▸ Aim of the task
Your task is to write out the complete listing exactly as it is shown.
[start of Material for this task]
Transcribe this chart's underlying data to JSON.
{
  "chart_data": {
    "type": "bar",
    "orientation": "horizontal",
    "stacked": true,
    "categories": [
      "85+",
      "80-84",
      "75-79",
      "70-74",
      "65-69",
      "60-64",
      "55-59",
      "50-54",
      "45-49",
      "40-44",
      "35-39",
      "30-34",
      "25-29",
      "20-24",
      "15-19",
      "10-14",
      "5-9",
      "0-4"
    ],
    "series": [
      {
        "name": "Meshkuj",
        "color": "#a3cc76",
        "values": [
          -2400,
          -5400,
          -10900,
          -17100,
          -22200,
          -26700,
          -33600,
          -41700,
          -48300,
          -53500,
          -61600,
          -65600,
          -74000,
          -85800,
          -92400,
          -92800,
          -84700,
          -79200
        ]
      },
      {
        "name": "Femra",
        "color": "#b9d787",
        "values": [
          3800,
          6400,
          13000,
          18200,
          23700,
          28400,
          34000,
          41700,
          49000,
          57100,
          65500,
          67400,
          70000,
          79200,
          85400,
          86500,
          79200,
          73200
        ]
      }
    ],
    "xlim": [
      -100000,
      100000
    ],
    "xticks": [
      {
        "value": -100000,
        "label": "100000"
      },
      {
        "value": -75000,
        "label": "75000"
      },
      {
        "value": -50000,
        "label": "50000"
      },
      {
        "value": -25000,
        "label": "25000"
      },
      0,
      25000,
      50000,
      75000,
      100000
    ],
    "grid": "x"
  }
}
[end of Material for this task]
▸ Answer to this problem
Transcribe this chart's underlying data to JSON.
{
  "chart_data": {
    "type": "bar",
    "orientation": "horizontal",
    "stacked": true,
    "categories": [
      "85+",
      "80-84",
      "75-79",
      "70-74",
      "65-69",
      "60-64",
      "55-59",
      "50-54",
      "45-49",
      "40-44",
      "35-39",
      "30-34",
      "25-29",
      "20-24",
      "15-19",
      "10-14",
      "5-9",
      "0-4"
    ],
    "series": [
      {
        "name": "Meshkuj",
        "color": "#a3cc76",
        "values": [
          -2400,
          -5400,
          -10900,
          -17100,
          -22200,
          -26700,
          -33600,
          -41700,
          -48300,
          -53500,
          -61600,
          -65600,
          -74000,
          -85800,
          -92400,
          -92800,
          -84700,
          -79200
        ]
      },
      {
        "name": "Femra",
        "color": "#b9d787",
        "values": [
          3800,
          6400,
          13000,
          18200,
          23700,
          28400,
          34000,
          41700,
          49000,
          57100,
          65500,
          67400,
          70000,
          79200,
          85400,
          86500,
          79200,
          73200
        ]
      }
    ],
    "xlim": [
      -100000,
      100000
    ],
    "xticks": [
      {
        "value": -100000,
        "label": "100000"
      },
      {
        "value": -75000,
        "label": "75000"
      },
      {
        "value": -50000,
        "label": "50000"
      },
      {
        "value": -25000,
        "label": "25000"
      },
      0,
      25000,
      50000,
      75000,
      100000
    ],
    "grid": "x"
  }
}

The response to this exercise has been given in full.